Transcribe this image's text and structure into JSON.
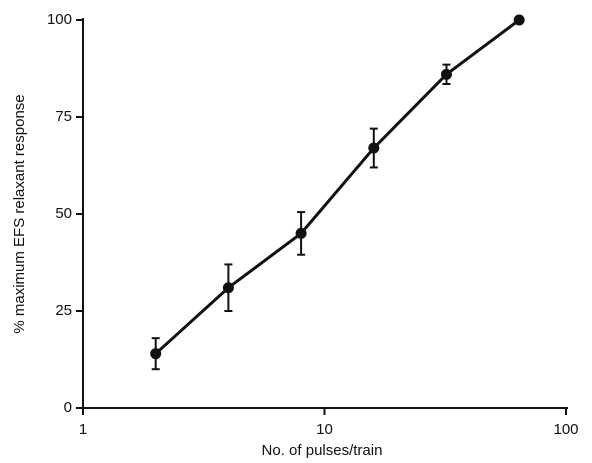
{
  "chart_data": {
    "type": "line",
    "x_label": "No. of pulses/train",
    "y_label": "% maximum EFS relaxant response",
    "x": [
      2,
      4,
      8,
      16,
      32,
      64
    ],
    "values": [
      14,
      31,
      45,
      67,
      86,
      100
    ],
    "errors": [
      4,
      6,
      5.5,
      5,
      2.5,
      null
    ],
    "color": "#111111",
    "xlim": [
      1,
      100
    ],
    "xticks": [
      1,
      10,
      100
    ],
    "xscale": "log",
    "ylim": [
      0,
      100
    ],
    "yticks": [
      0,
      25,
      50,
      75,
      100
    ],
    "grid": false
  }
}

══════════════════════════════

Instructions to follow →
Pictures in the records must not appear in the copy; transcribe everything else precisely.

Solution below →
Transcribe this image's text and structure into JSON.
{
  "chart_data": {
    "type": "line",
    "x_label": "No. of pulses/train",
    "y_label": "% maximum EFS relaxant response",
    "x": [
      2,
      4,
      8,
      16,
      32,
      64
    ],
    "values": [
      14,
      31,
      45,
      67,
      86,
      100
    ],
    "errors": [
      4,
      6,
      5.5,
      5,
      2.5,
      null
    ],
    "color": "#111111",
    "xlim": [
      1,
      100
    ],
    "xticks": [
      1,
      10,
      100
    ],
    "xscale": "log",
    "ylim": [
      0,
      100
    ],
    "yticks": [
      0,
      25,
      50,
      75,
      100
    ],
    "grid": false
  }
}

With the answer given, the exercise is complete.